### WRITTEN REQUEST
Everything from the line containing "Extract the structured" through the line containing "Convert this screenshot" must be written out exactly, and nothing more; leave any pictures out.
++++ DATA LISTING
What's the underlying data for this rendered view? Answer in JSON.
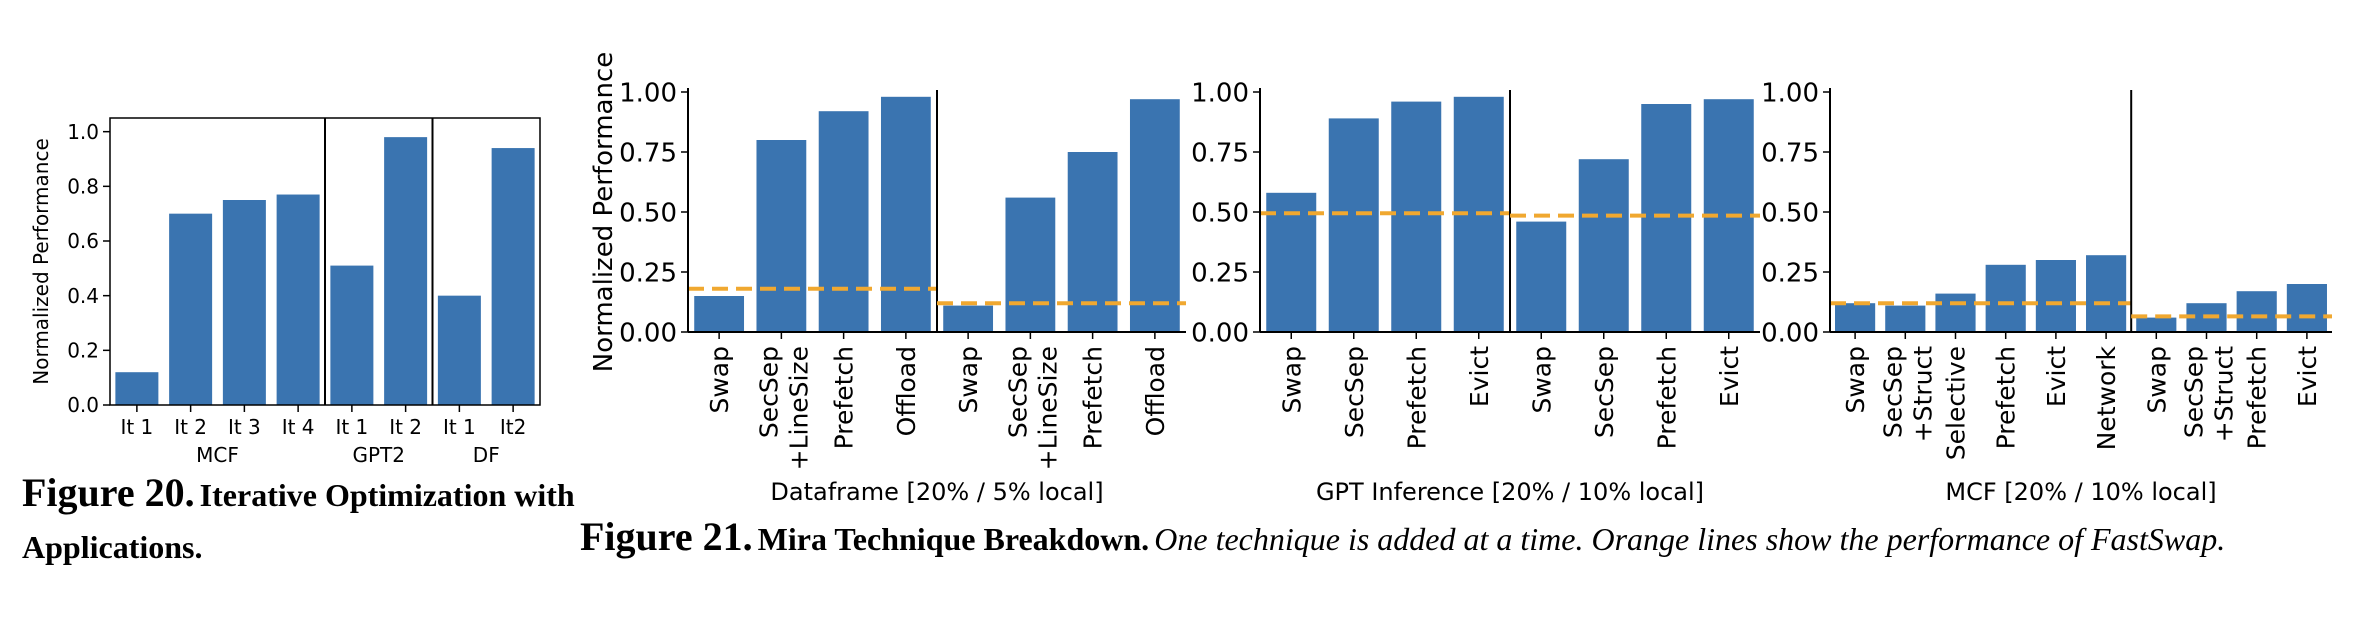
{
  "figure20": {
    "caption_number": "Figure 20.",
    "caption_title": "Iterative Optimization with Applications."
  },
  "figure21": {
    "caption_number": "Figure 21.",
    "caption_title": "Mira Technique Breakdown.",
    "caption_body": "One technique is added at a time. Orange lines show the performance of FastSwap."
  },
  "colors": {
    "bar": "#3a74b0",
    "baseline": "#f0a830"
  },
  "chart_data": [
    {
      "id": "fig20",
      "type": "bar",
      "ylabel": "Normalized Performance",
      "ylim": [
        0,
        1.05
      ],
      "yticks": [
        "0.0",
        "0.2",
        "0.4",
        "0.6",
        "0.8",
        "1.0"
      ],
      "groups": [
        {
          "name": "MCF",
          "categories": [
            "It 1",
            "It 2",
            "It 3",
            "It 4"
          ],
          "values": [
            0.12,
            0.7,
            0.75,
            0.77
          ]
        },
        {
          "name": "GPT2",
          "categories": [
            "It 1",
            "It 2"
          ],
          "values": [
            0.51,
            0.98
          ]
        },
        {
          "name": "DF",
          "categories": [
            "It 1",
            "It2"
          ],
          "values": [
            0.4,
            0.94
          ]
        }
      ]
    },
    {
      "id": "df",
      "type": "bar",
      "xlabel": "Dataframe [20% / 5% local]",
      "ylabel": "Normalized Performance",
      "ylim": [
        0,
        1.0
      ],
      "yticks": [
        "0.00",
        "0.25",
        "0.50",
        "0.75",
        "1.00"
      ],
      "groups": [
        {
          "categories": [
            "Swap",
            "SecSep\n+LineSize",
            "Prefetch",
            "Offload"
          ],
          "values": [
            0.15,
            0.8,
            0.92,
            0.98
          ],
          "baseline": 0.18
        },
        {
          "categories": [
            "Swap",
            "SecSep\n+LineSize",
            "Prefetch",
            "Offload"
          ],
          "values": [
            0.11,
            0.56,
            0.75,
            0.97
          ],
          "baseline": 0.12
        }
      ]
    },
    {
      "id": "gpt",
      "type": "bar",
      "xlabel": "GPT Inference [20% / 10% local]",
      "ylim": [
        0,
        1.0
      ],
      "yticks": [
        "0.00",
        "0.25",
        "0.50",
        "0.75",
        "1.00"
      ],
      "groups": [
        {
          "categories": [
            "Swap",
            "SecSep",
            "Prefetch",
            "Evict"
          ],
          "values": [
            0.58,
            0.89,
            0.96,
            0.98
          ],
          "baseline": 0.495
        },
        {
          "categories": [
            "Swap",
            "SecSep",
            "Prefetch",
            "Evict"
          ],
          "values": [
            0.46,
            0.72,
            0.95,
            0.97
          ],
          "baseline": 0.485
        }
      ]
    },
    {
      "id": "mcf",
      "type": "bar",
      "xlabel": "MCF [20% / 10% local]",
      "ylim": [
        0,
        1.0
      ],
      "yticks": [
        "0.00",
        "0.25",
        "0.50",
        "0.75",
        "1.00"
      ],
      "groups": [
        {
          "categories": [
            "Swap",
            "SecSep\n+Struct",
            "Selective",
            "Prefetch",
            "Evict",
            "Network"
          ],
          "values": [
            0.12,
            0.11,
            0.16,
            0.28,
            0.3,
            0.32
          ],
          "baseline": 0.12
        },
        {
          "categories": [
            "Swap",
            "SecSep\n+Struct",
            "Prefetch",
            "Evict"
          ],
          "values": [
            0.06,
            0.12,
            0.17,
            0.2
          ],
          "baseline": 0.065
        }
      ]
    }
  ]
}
++++++++
++++ DATA LISTING
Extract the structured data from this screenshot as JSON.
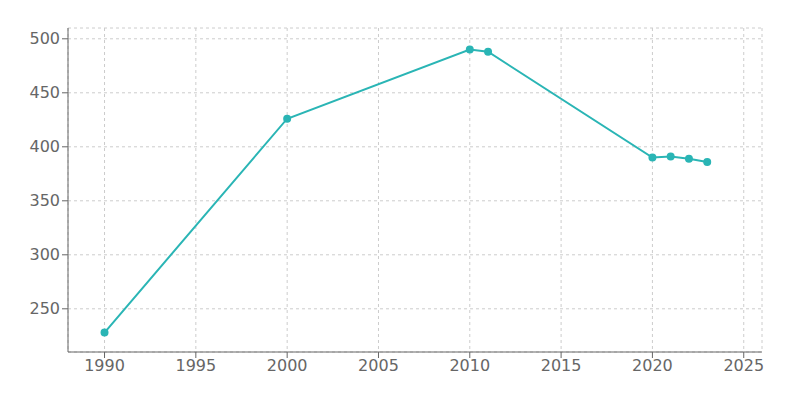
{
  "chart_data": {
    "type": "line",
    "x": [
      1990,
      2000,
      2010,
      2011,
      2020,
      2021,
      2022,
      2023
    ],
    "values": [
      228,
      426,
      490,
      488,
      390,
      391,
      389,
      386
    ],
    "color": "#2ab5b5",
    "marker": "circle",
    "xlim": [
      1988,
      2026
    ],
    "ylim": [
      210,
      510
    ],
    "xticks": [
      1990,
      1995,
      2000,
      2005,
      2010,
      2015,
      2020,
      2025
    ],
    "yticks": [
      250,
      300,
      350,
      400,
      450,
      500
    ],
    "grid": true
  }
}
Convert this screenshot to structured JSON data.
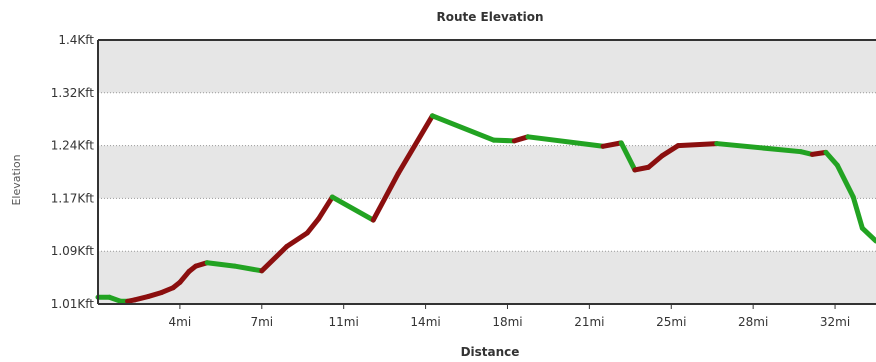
++++++++
### EXERCISE ANSWER
Extract the structured data from this screenshot as JSON.
{
  "chart_data": {
    "type": "line",
    "x": [
      1990,
      2000,
      2010,
      2011,
      2020,
      2021,
      2022,
      2023
    ],
    "values": [
      228,
      426,
      490,
      488,
      390,
      391,
      389,
      386
    ],
    "color": "#2ab5b5",
    "marker": "circle",
    "xlim": [
      1988,
      2026
    ],
    "ylim": [
      210,
      510
    ],
    "xticks": [
      1990,
      1995,
      2000,
      2005,
      2010,
      2015,
      2020,
      2025
    ],
    "yticks": [
      250,
      300,
      350,
      400,
      450,
      500
    ],
    "grid": true
  }
}
Convert this screenshot to structured JSON data.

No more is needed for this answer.